Job
Locate every line in the records below that contains the word "Quality", and copy each one.

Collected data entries
____

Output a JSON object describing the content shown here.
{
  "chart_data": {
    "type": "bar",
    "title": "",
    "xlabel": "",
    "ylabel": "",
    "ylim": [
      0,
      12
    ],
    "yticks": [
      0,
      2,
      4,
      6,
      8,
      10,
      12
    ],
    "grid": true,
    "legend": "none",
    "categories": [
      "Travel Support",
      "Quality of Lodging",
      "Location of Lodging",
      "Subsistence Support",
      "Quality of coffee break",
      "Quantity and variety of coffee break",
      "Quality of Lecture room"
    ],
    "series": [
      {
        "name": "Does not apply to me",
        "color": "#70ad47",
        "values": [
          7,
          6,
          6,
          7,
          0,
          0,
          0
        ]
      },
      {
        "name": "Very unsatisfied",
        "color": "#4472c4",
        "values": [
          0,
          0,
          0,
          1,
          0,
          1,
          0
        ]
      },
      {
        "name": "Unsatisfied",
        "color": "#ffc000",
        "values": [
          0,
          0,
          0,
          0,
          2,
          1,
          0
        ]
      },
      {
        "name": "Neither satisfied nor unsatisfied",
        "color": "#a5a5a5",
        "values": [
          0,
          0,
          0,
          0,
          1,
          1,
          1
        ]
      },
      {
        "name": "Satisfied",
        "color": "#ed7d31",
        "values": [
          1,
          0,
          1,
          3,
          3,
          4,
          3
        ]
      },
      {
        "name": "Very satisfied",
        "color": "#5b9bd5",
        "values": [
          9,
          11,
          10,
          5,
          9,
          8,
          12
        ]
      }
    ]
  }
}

____

Solution for this task
      "Quality of Lodging",
      "Quality of coffee break",
      "Quality of Lecture room"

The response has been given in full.